**INPUT FOR THIS TASK:**
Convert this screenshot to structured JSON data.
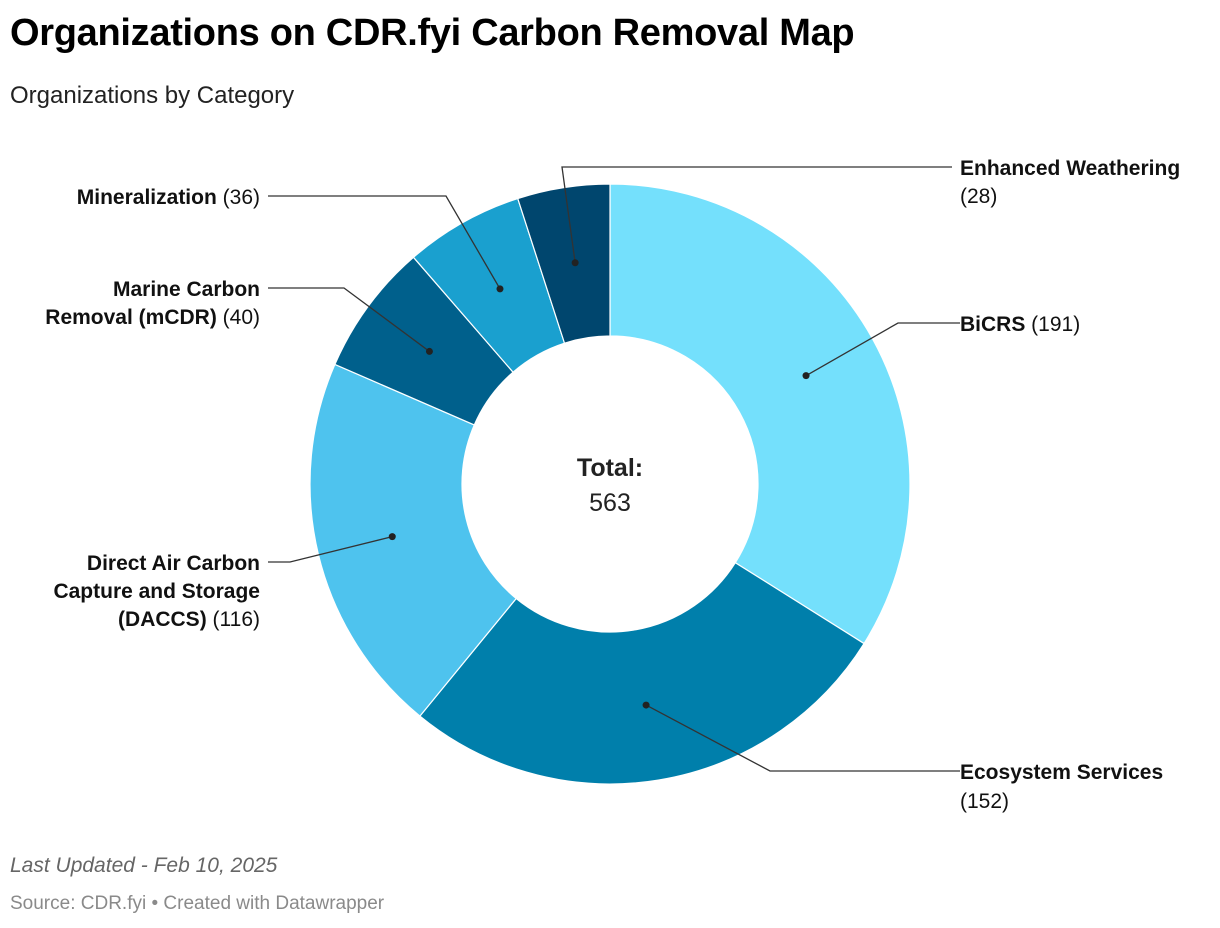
{
  "title": "Organizations on CDR.fyi Carbon Removal Map",
  "subtitle": "Organizations by Category",
  "note": "Last Updated - Feb 10, 2025",
  "footer": "Source: CDR.fyi • Created with Datawrapper",
  "chart_data": {
    "type": "pie",
    "variant": "donut",
    "center_label": "Total:",
    "center_value": "563",
    "slices": [
      {
        "name": "BiCRS",
        "value": 191,
        "color": "#74e0fc",
        "value_label": "(191)"
      },
      {
        "name": "Ecosystem Services",
        "value": 152,
        "color": "#007fab",
        "value_label": "(152)"
      },
      {
        "name": "Direct Air Carbon Capture and Storage (DACCS)",
        "value": 116,
        "color": "#4ec3ee",
        "value_label": "(116)"
      },
      {
        "name": "Marine Carbon Removal (mCDR)",
        "value": 40,
        "color": "#00608c",
        "value_label": "(40)"
      },
      {
        "name": "Mineralization",
        "value": 36,
        "color": "#1aa0cf",
        "value_label": "(36)"
      },
      {
        "name": "Enhanced Weathering",
        "value": 28,
        "color": "#00466e",
        "value_label": "(28)"
      }
    ]
  }
}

**WRITTEN PROBLEM:** Output the records above exactly; leave out the pictures.

**EXERCISE SOLUTION:**
Convert this screenshot to structured JSON data.
{
  "title": "Organizations on CDR.fyi Carbon Removal Map",
  "subtitle": "Organizations by Category",
  "note": "Last Updated - Feb 10, 2025",
  "footer": "Source: CDR.fyi • Created with Datawrapper",
  "chart_data": {
    "type": "pie",
    "variant": "donut",
    "center_label": "Total:",
    "center_value": "563",
    "slices": [
      {
        "name": "BiCRS",
        "value": 191,
        "color": "#74e0fc",
        "value_label": "(191)"
      },
      {
        "name": "Ecosystem Services",
        "value": 152,
        "color": "#007fab",
        "value_label": "(152)"
      },
      {
        "name": "Direct Air Carbon Capture and Storage (DACCS)",
        "value": 116,
        "color": "#4ec3ee",
        "value_label": "(116)"
      },
      {
        "name": "Marine Carbon Removal (mCDR)",
        "value": 40,
        "color": "#00608c",
        "value_label": "(40)"
      },
      {
        "name": "Mineralization",
        "value": 36,
        "color": "#1aa0cf",
        "value_label": "(36)"
      },
      {
        "name": "Enhanced Weathering",
        "value": 28,
        "color": "#00466e",
        "value_label": "(28)"
      }
    ]
  }
}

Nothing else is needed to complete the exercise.